(Data entries)
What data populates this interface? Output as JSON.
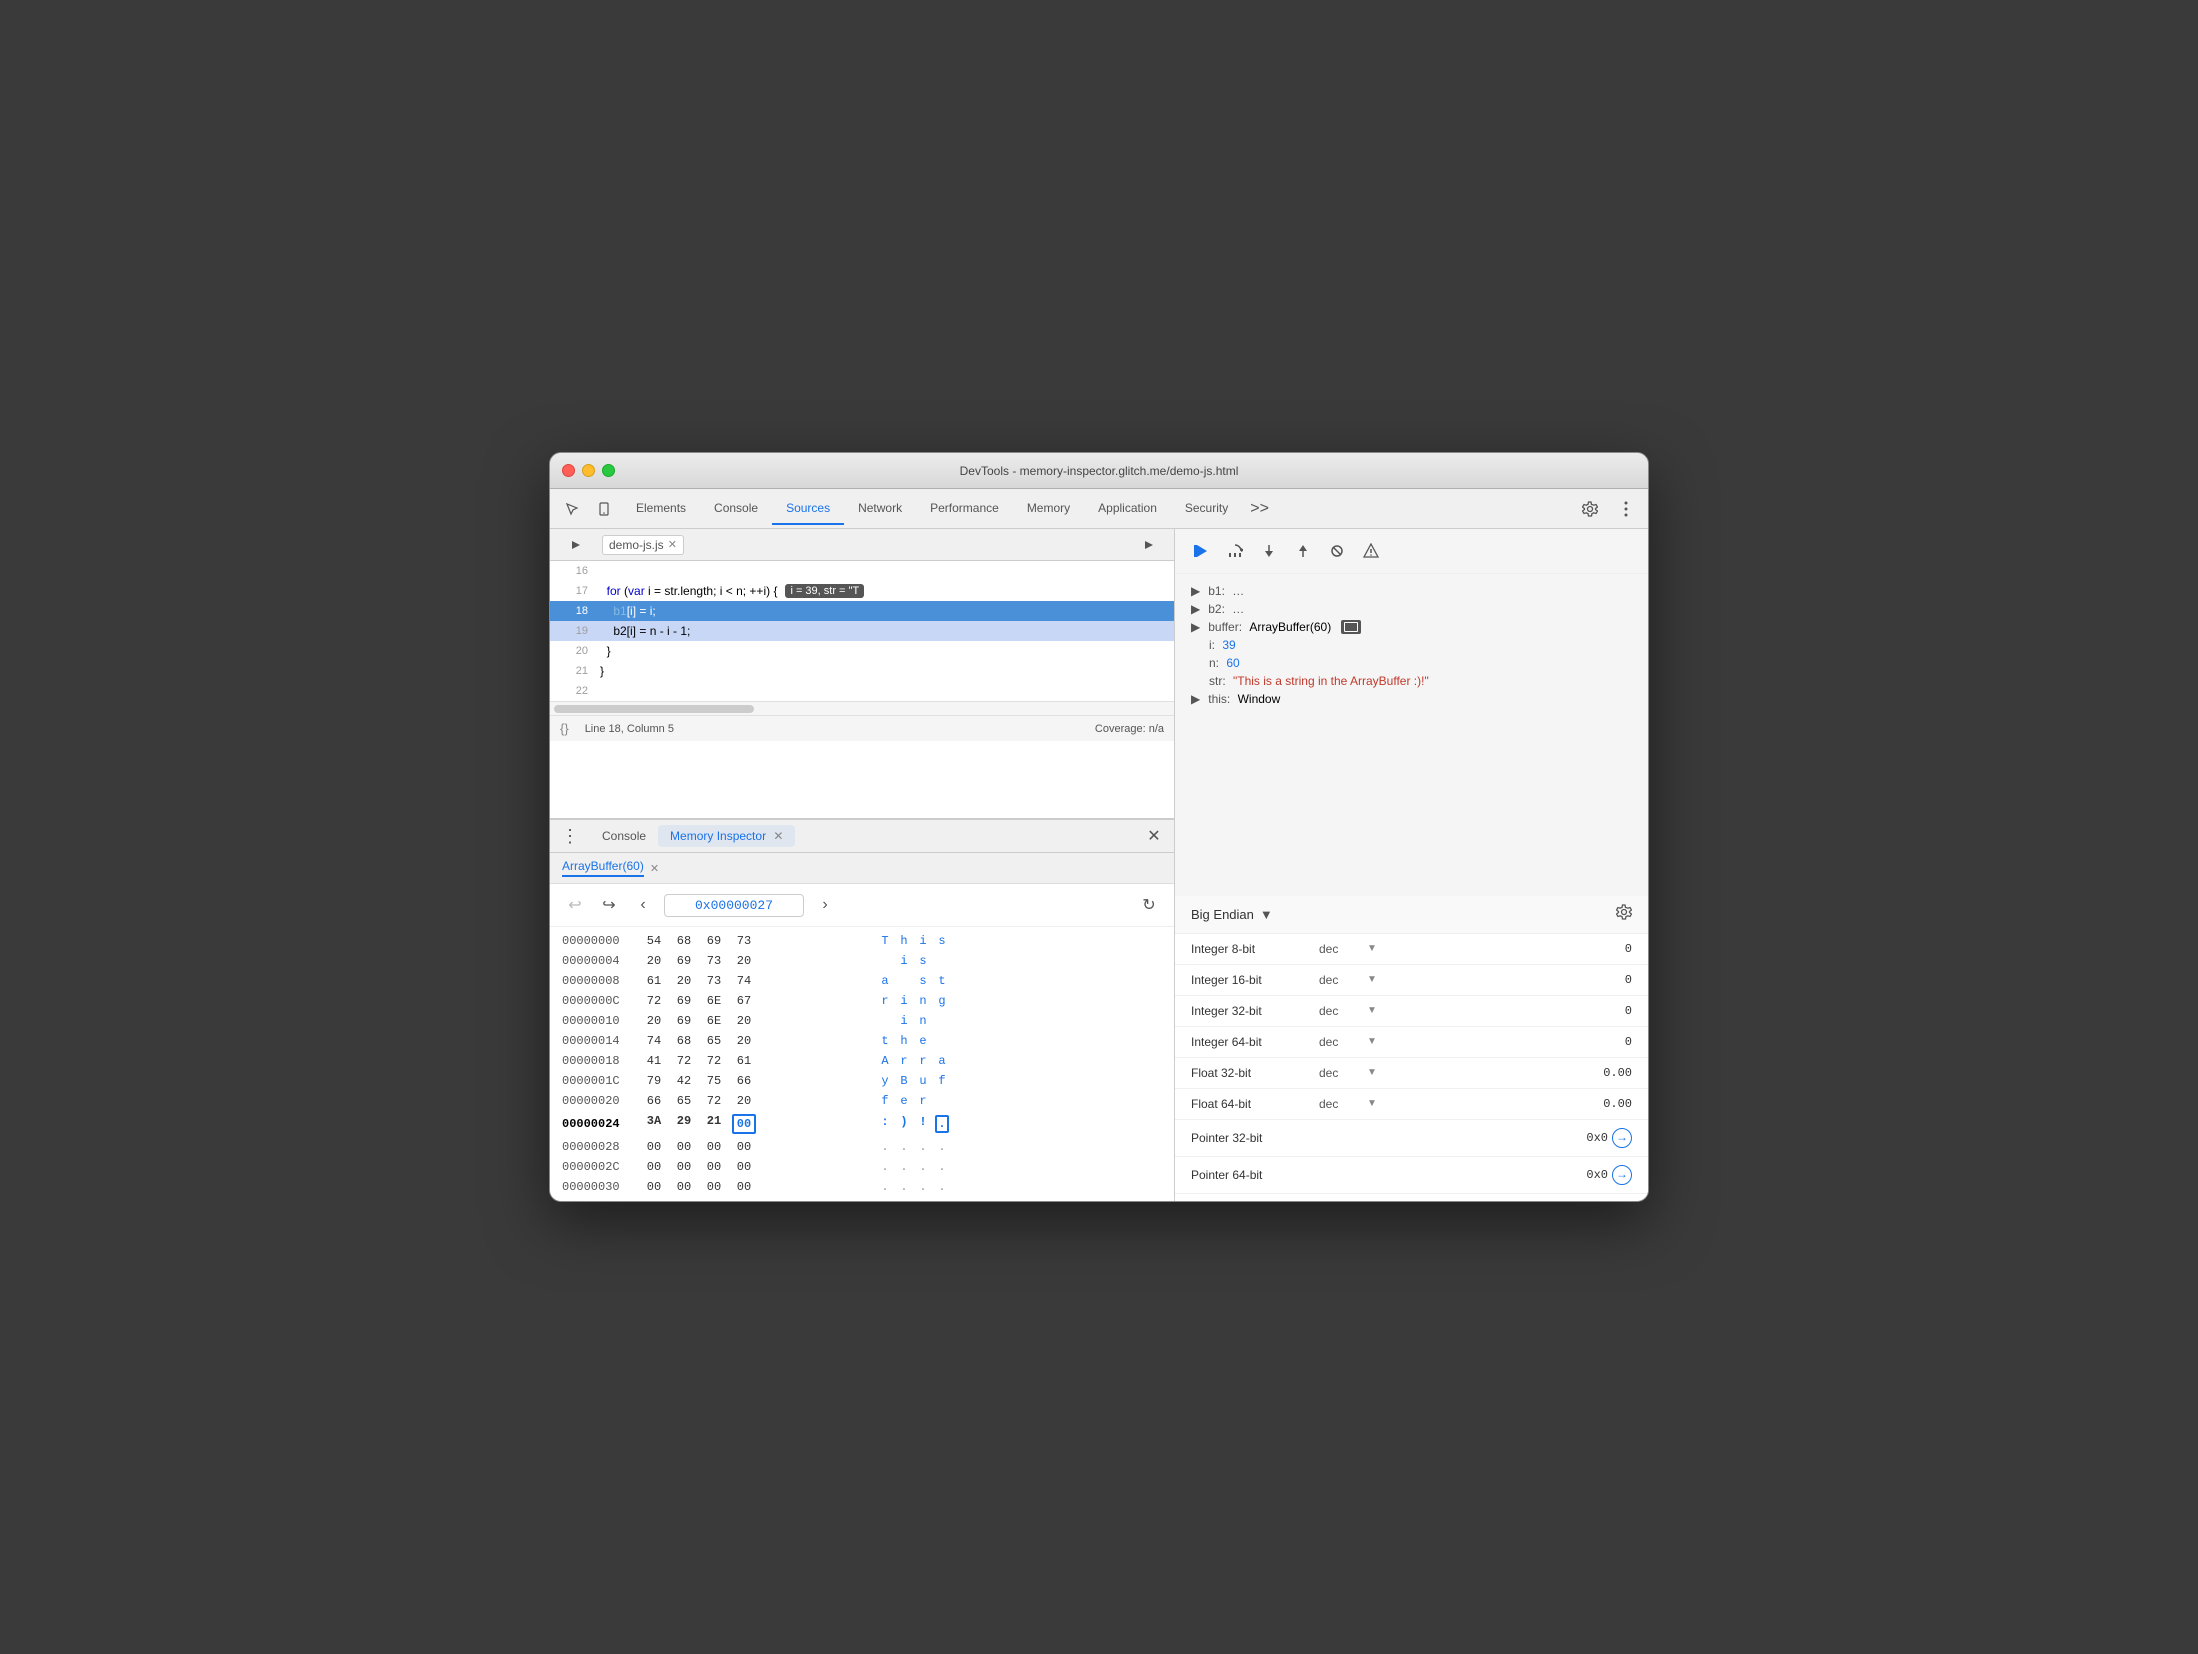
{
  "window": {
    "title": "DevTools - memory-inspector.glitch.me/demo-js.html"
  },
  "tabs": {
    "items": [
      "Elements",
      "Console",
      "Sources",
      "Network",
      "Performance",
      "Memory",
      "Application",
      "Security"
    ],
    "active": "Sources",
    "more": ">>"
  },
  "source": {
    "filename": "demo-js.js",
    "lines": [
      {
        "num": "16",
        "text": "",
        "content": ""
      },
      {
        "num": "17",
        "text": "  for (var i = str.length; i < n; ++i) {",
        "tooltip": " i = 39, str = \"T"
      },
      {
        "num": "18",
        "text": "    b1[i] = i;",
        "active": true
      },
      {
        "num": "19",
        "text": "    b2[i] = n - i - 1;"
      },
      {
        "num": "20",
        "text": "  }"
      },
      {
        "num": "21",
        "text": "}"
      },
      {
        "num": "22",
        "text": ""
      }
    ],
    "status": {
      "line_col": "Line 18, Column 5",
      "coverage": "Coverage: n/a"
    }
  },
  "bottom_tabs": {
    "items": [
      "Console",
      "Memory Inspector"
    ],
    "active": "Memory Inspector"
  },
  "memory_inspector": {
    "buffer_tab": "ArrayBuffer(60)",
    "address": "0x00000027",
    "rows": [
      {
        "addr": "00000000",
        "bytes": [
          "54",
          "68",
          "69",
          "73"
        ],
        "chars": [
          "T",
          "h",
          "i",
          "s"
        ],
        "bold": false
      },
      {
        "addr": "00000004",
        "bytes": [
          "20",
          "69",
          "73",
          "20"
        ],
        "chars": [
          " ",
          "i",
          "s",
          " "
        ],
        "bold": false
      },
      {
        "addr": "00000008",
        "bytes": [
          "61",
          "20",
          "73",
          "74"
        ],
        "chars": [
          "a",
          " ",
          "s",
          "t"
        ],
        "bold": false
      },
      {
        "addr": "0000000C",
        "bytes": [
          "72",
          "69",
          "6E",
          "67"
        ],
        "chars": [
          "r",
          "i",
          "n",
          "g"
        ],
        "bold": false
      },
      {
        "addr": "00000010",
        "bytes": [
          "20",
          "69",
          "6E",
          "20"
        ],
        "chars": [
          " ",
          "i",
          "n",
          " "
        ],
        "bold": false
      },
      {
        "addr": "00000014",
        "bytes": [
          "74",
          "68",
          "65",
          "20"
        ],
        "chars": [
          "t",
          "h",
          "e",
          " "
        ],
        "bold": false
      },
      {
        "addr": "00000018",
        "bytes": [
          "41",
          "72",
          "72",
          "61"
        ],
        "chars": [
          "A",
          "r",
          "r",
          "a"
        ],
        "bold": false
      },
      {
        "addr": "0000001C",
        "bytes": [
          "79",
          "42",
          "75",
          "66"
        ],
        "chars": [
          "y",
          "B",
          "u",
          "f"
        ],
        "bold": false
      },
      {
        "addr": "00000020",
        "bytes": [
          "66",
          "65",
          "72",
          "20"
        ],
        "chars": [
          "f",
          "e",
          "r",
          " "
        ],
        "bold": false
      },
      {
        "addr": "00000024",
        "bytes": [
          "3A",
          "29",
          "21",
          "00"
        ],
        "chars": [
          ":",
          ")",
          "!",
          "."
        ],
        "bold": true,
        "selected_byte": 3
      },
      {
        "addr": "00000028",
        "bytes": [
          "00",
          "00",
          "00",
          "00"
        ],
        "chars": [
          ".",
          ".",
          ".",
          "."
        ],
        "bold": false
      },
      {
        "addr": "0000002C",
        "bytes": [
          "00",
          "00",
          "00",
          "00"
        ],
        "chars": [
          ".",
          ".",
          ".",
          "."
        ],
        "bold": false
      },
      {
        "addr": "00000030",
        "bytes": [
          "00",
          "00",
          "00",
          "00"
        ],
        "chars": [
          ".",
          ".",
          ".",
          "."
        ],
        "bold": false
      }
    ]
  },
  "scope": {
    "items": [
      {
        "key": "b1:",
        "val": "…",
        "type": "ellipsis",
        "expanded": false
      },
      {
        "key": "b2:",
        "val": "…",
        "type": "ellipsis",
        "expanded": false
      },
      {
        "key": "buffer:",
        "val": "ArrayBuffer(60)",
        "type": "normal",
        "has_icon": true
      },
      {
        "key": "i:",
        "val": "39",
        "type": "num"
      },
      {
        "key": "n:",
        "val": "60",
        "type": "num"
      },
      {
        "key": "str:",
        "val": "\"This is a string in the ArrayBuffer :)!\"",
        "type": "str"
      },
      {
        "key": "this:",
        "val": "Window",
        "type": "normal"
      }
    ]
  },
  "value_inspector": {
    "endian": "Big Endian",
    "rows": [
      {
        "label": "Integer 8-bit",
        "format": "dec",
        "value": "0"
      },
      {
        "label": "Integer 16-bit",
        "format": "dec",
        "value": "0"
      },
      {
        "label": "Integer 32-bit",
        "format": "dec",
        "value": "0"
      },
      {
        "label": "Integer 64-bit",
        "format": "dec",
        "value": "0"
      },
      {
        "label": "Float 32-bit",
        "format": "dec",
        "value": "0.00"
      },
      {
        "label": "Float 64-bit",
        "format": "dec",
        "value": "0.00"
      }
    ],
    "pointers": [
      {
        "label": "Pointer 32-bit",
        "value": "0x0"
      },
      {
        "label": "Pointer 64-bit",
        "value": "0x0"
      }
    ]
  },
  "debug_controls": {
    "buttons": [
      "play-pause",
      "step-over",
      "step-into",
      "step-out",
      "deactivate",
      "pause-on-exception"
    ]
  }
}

* * *

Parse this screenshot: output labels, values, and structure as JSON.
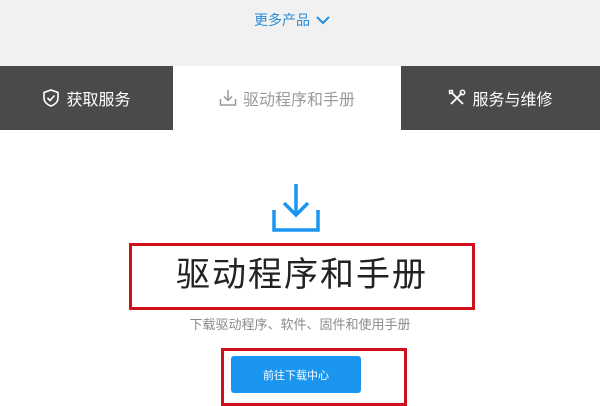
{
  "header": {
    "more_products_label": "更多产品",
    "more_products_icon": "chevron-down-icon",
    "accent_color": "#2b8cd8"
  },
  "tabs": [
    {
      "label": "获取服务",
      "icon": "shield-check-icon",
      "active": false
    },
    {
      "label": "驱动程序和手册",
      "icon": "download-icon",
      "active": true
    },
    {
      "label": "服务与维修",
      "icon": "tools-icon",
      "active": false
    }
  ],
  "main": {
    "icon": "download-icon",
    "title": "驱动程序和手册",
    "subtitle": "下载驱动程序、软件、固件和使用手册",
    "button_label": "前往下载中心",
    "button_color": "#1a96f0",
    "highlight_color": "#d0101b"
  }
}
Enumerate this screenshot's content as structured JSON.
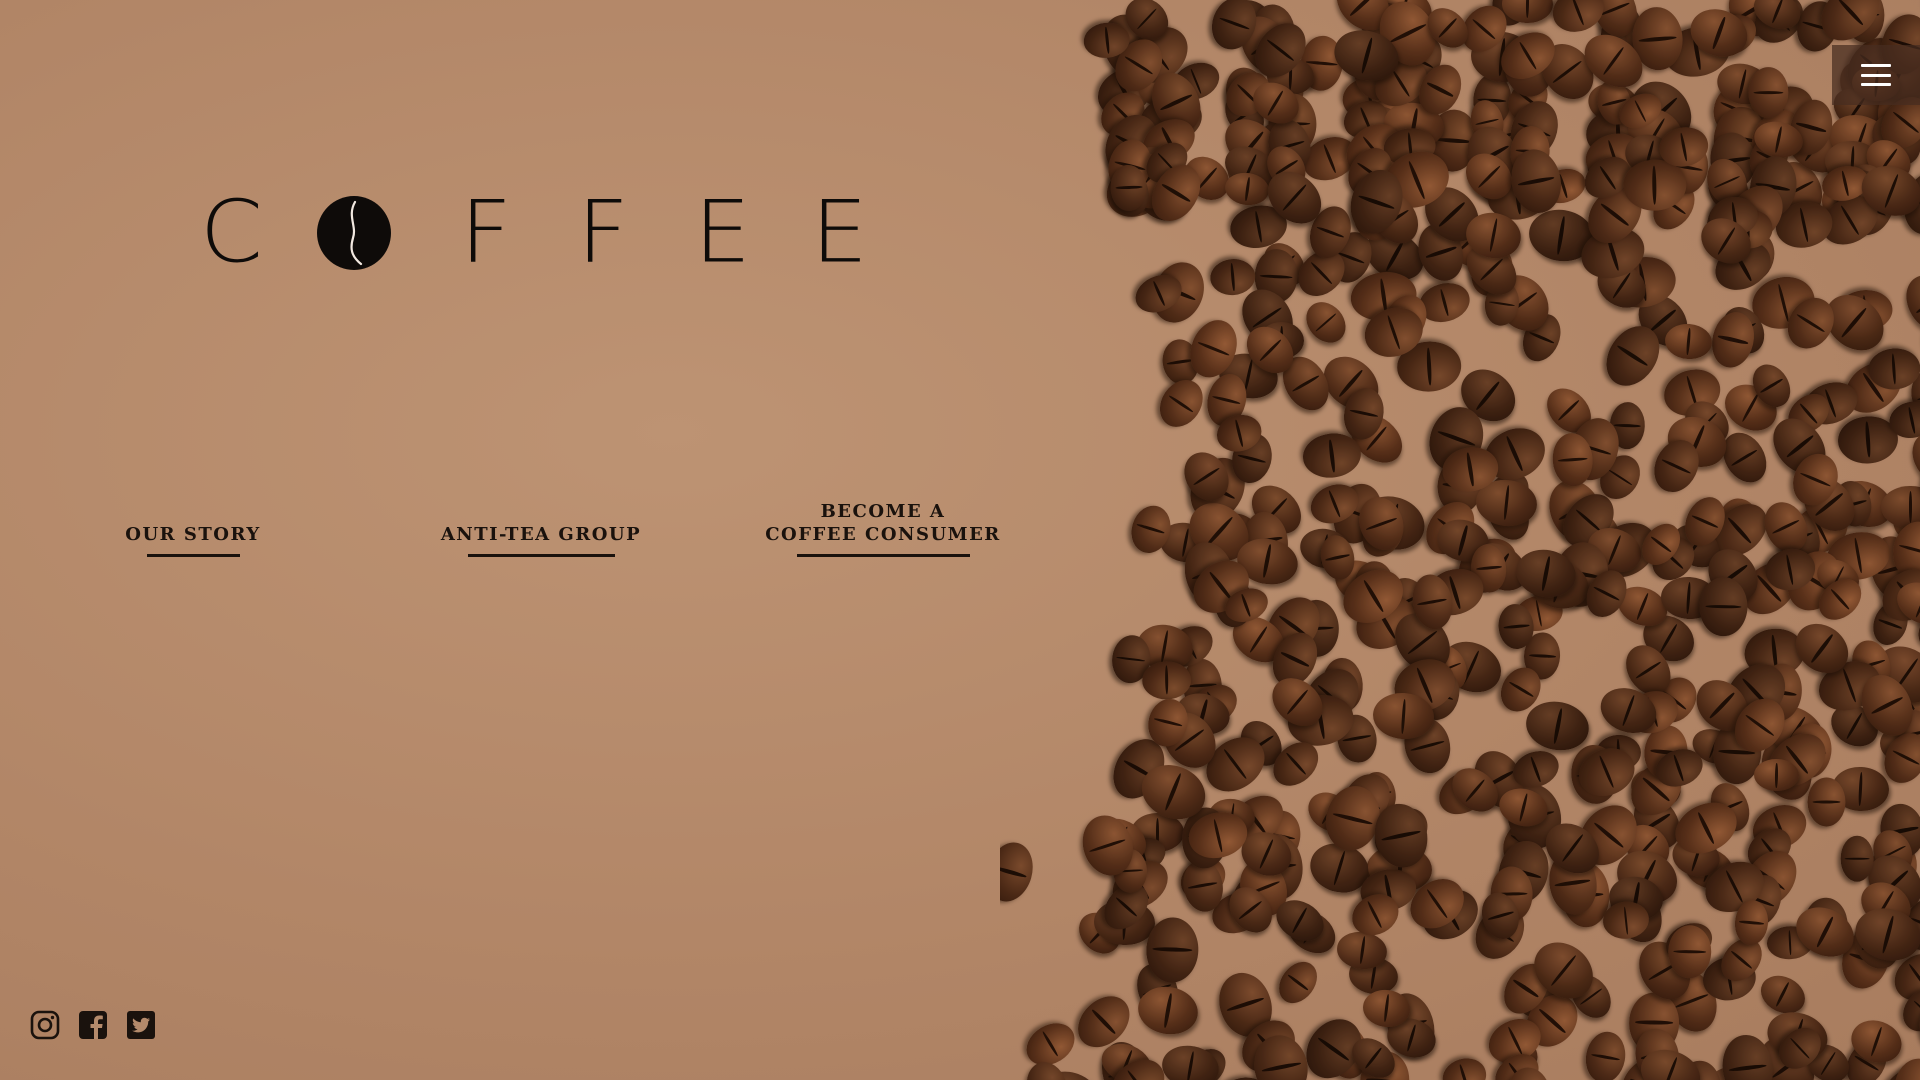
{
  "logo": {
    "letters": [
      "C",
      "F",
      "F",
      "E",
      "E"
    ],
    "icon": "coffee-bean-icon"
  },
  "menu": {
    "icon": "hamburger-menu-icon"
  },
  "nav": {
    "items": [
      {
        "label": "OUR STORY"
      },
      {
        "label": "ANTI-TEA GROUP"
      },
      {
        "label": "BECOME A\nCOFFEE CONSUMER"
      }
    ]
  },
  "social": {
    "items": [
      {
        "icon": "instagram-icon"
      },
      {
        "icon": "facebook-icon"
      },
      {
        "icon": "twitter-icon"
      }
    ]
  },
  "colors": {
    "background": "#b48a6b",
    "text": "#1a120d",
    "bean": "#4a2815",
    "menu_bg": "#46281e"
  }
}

» OBJECTIVE:
Say, as a number only, how many lines of the data contain "type".

» TASK RESULT:
7